* Begin Material shown *

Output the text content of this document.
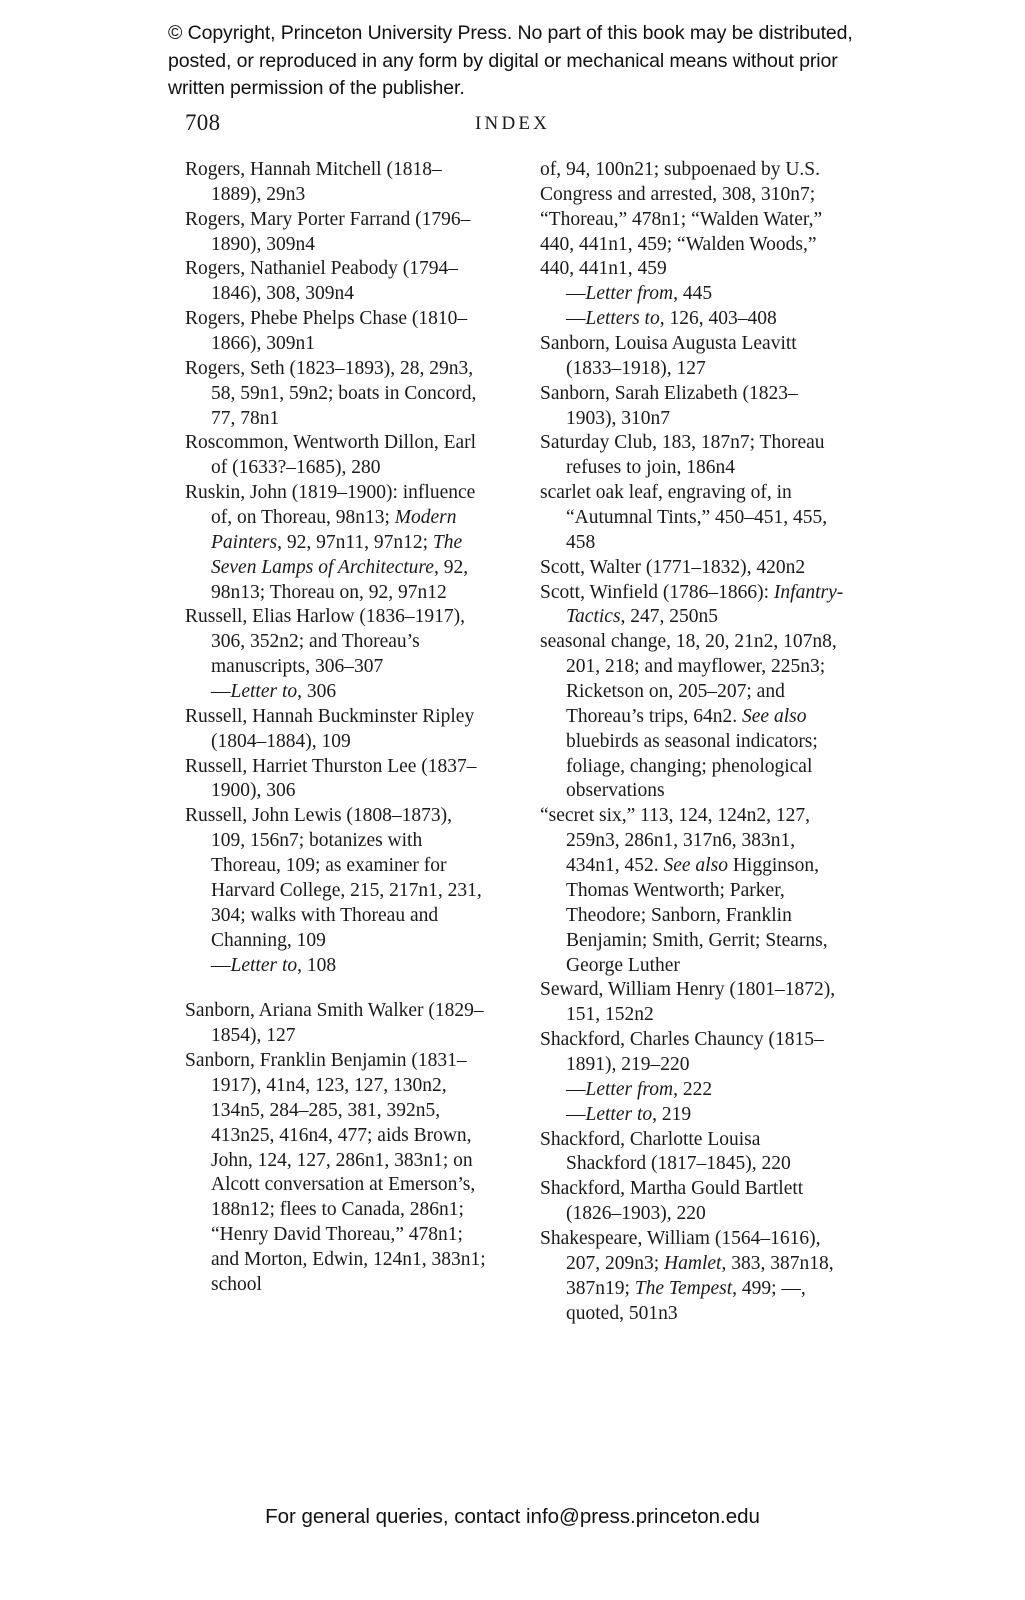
© Copyright, Princeton University Press. No part of this book may be distributed, posted, or reproduced in any form by digital or mechanical means without prior written permission of the publisher.
708	INDEX

Rogers, Hannah Mitchell (1818–1889), 29n3

Rogers, Mary Porter Farrand (1796–1890), 309n4

Rogers, Nathaniel Peabody (1794–1846), 308, 309n4

Rogers, Phebe Phelps Chase (1810–1866), 309n1

Rogers, Seth (1823–1893), 28, 29n3, 58, 59n1, 59n2; boats in Concord, 77, 78n1

Roscommon, Wentworth Dillon, Earl of (1633?–1685), 280

Ruskin, John (1819–1900): influence of, on Thoreau, 98n13; Modern Painters, 92, 97n11, 97n12; The Seven Lamps of Architecture, 92, 98n13; Thoreau on, 92, 97n12

Russell, Elias Harlow (1836–1917), 306, 352n2; and Thoreau’s manuscripts, 306–307

—Letter to, 306

Russell, Hannah Buckminster Ripley (1804–1884), 109

Russell, Harriet Thurston Lee (1837–1900), 306

Russell, John Lewis (1808–1873), 109, 156n7; botanizes with Thoreau, 109; as examiner for Harvard College, 215, 217n1, 231, 304; walks with Thoreau and Channing, 109

—Letter to, 108

Sanborn, Ariana Smith Walker (1829–1854), 127

Sanborn, Franklin Benjamin (1831–1917), 41n4, 123, 127, 130n2, 134n5, 284–285, 381, 392n5, 413n25, 416n4, 477; aids Brown, John, 124, 127, 286n1, 383n1; on Alcott conversation at Emerson’s, 188n12; flees to Canada, 286n1; “Henry David Thoreau,” 478n1; and Morton, Edwin, 124n1, 383n1; school

of, 94, 100n21; subpoenaed by U.S. Congress and arrested, 308, 310n7; “Thoreau,” 478n1; “Walden Water,” 440, 441n1, 459; “Walden Woods,” 440, 441n1, 459

—Letter from, 445

—Letters to, 126, 403–408

Sanborn, Louisa Augusta Leavitt (1833–1918), 127

Sanborn, Sarah Elizabeth (1823–1903), 310n7

Saturday Club, 183, 187n7; Thoreau refuses to join, 186n4

scarlet oak leaf, engraving of, in “Autumnal Tints,” 450–451, 455, 458

Scott, Walter (1771–1832), 420n2

Scott, Winfield (1786–1866): Infantry-Tactics, 247, 250n5

seasonal change, 18, 20, 21n2, 107n8, 201, 218; and mayflower, 225n3; Ricketson on, 205–207; and Thoreau’s trips, 64n2. See also bluebirds as seasonal indicators; foliage, changing; phenological observations

“secret six,” 113, 124, 124n2, 127, 259n3, 286n1, 317n6, 383n1, 434n1, 452. See also Higginson, Thomas Wentworth; Parker, Theodore; Sanborn, Franklin Benjamin; Smith, Gerrit; Stearns, George Luther

Seward, William Henry (1801–1872), 151, 152n2

Shackford, Charles Chauncy (1815–1891), 219–220

—Letter from, 222

—Letter to, 219

Shackford, Charlotte Louisa Shackford (1817–1845), 220

Shackford, Martha Gould Bartlett (1826–1903), 220

Shakespeare, William (1564–1616), 207, 209n3; Hamlet, 383, 387n18, 387n19; The Tempest, 499; —, quoted, 501n3

For general queries, contact info@press.princeton.edu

* End Material shown *

- Task statement:
Report only a number: how many lines in the material above contain the string "William".

- Written solution:
2